* _Exercise aim_: Write each line out again exactly as written.

>> begin Dataset entries

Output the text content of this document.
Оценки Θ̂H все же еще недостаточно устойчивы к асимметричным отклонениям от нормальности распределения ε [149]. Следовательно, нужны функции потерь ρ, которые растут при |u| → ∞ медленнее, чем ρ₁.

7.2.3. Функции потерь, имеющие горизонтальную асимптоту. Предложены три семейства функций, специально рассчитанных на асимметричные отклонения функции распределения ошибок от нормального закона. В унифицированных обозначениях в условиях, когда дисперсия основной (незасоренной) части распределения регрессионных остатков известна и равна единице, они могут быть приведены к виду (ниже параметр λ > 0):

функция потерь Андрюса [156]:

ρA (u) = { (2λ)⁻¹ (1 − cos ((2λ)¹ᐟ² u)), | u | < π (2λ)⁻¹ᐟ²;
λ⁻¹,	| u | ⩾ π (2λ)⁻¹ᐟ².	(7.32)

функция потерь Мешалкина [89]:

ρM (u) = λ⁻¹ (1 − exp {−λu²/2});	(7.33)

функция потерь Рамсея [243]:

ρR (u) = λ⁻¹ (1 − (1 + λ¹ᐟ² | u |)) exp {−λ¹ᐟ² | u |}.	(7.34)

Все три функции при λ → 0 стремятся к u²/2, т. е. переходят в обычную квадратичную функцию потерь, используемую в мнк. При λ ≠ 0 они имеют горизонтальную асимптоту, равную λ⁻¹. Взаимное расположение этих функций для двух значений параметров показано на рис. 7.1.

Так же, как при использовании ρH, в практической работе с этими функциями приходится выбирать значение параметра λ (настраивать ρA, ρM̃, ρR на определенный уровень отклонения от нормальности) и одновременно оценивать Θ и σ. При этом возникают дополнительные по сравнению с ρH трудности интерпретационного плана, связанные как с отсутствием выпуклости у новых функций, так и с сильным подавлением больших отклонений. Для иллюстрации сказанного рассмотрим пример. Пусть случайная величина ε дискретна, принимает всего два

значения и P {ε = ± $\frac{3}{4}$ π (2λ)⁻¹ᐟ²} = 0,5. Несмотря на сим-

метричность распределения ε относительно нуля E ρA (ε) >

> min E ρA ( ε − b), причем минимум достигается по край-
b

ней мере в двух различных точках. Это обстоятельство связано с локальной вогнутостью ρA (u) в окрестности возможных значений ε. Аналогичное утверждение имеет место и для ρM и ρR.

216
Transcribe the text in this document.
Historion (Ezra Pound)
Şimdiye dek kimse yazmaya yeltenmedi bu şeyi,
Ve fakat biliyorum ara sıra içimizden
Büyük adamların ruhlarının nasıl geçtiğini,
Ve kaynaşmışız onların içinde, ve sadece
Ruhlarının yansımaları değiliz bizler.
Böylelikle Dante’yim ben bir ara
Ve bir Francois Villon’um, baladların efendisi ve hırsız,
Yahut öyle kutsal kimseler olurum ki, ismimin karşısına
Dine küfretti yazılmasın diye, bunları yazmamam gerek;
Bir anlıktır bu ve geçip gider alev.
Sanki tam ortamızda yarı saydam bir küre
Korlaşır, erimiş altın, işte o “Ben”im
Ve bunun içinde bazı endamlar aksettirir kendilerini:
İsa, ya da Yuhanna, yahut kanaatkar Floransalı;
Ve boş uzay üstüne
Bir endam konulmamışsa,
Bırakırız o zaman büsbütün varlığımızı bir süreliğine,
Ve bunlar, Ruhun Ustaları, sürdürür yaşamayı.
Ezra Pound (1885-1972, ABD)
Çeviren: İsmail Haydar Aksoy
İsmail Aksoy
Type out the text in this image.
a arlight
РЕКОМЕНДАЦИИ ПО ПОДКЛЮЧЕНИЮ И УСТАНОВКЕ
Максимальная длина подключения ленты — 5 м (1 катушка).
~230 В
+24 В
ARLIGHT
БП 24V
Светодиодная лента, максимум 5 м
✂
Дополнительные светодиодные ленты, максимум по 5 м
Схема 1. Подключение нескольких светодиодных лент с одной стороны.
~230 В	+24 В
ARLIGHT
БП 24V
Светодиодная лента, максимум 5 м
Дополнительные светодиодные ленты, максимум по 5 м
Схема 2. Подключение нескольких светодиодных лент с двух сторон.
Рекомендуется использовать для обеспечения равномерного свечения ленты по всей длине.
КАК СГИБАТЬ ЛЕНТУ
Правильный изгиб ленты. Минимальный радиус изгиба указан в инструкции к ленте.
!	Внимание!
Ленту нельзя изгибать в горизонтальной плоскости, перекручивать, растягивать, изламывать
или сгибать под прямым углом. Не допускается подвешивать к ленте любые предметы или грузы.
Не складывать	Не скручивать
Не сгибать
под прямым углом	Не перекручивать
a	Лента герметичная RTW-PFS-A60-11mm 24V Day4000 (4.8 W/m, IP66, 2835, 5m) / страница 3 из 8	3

>> end Dataset entries

* _The solution_:
Output the text content of this document.
Оценки Θ̂H все же еще недостаточно устойчивы к асимметричным отклонениям от нормальности распределения ε [149]. Следовательно, нужны функции потерь ρ, которые растут при |u| → ∞ медленнее, чем ρ₁.

7.2.3. Функции потерь, имеющие горизонтальную асимптоту. Предложены три семейства функций, специально рассчитанных на асимметричные отклонения функции распределения ошибок от нормального закона. В унифицированных обозначениях в условиях, когда дисперсия основной (незасоренной) части распределения регрессионных остатков известна и равна единице, они могут быть приведены к виду (ниже параметр λ > 0):

функция потерь Андрюса [156]:

ρA (u) = { (2λ)⁻¹ (1 − cos ((2λ)¹ᐟ² u)), | u | < π (2λ)⁻¹ᐟ²;
λ⁻¹,	| u | ⩾ π (2λ)⁻¹ᐟ².	(7.32)

функция потерь Мешалкина [89]:

ρM (u) = λ⁻¹ (1 − exp {−λu²/2});	(7.33)

функция потерь Рамсея [243]:

ρR (u) = λ⁻¹ (1 − (1 + λ¹ᐟ² | u |)) exp {−λ¹ᐟ² | u |}.	(7.34)

Все три функции при λ → 0 стремятся к u²/2, т. е. переходят в обычную квадратичную функцию потерь, используемую в мнк. При λ ≠ 0 они имеют горизонтальную асимптоту, равную λ⁻¹. Взаимное расположение этих функций для двух значений параметров показано на рис. 7.1.

Так же, как при использовании ρH, в практической работе с этими функциями приходится выбирать значение параметра λ (настраивать ρA, ρM̃, ρR на определенный уровень отклонения от нормальности) и одновременно оценивать Θ и σ. При этом возникают дополнительные по сравнению с ρH трудности интерпретационного плана, связанные как с отсутствием выпуклости у новых функций, так и с сильным подавлением больших отклонений. Для иллюстрации сказанного рассмотрим пример. Пусть случайная величина ε дискретна, принимает всего два

значения и P {ε = ± $\frac{3}{4}$ π (2λ)⁻¹ᐟ²} = 0,5. Несмотря на сим-

метричность распределения ε относительно нуля E ρA (ε) >

> min E ρA ( ε − b), причем минимум достигается по край-
b

ней мере в двух различных точках. Это обстоятельство связано с локальной вогнутостью ρA (u) в окрестности возможных значений ε. Аналогичное утверждение имеет место и для ρM и ρR.

216
Transcribe the text in this document.
Historion (Ezra Pound)
Şimdiye dek kimse yazmaya yeltenmedi bu şeyi,
Ve fakat biliyorum ara sıra içimizden
Büyük adamların ruhlarının nasıl geçtiğini,
Ve kaynaşmışız onların içinde, ve sadece
Ruhlarının yansımaları değiliz bizler.
Böylelikle Dante’yim ben bir ara
Ve bir Francois Villon’um, baladların efendisi ve hırsız,
Yahut öyle kutsal kimseler olurum ki, ismimin karşısına
Dine küfretti yazılmasın diye, bunları yazmamam gerek;
Bir anlıktır bu ve geçip gider alev.
Sanki tam ortamızda yarı saydam bir küre
Korlaşır, erimiş altın, işte o “Ben”im
Ve bunun içinde bazı endamlar aksettirir kendilerini:
İsa, ya da Yuhanna, yahut kanaatkar Floransalı;
Ve boş uzay üstüne
Bir endam konulmamışsa,
Bırakırız o zaman büsbütün varlığımızı bir süreliğine,
Ve bunlar, Ruhun Ustaları, sürdürür yaşamayı.
Ezra Pound (1885-1972, ABD)
Çeviren: İsmail Haydar Aksoy
İsmail Aksoy
Type out the text in this image.
a arlight
РЕКОМЕНДАЦИИ ПО ПОДКЛЮЧЕНИЮ И УСТАНОВКЕ
Максимальная длина подключения ленты — 5 м (1 катушка).
~230 В
+24 В
ARLIGHT
БП 24V
Светодиодная лента, максимум 5 м
✂
Дополнительные светодиодные ленты, максимум по 5 м
Схема 1. Подключение нескольких светодиодных лент с одной стороны.
~230 В	+24 В
ARLIGHT
БП 24V
Светодиодная лента, максимум 5 м
Дополнительные светодиодные ленты, максимум по 5 м
Схема 2. Подключение нескольких светодиодных лент с двух сторон.
Рекомендуется использовать для обеспечения равномерного свечения ленты по всей длине.
КАК СГИБАТЬ ЛЕНТУ
Правильный изгиб ленты. Минимальный радиус изгиба указан в инструкции к ленте.
!	Внимание!
Ленту нельзя изгибать в горизонтальной плоскости, перекручивать, растягивать, изламывать
или сгибать под прямым углом. Не допускается подвешивать к ленте любые предметы или грузы.
Не складывать	Не скручивать
Не сгибать
под прямым углом	Не перекручивать
a	Лента герметичная RTW-PFS-A60-11mm 24V Day4000 (4.8 W/m, IP66, 2835, 5m) / страница 3 из 8	3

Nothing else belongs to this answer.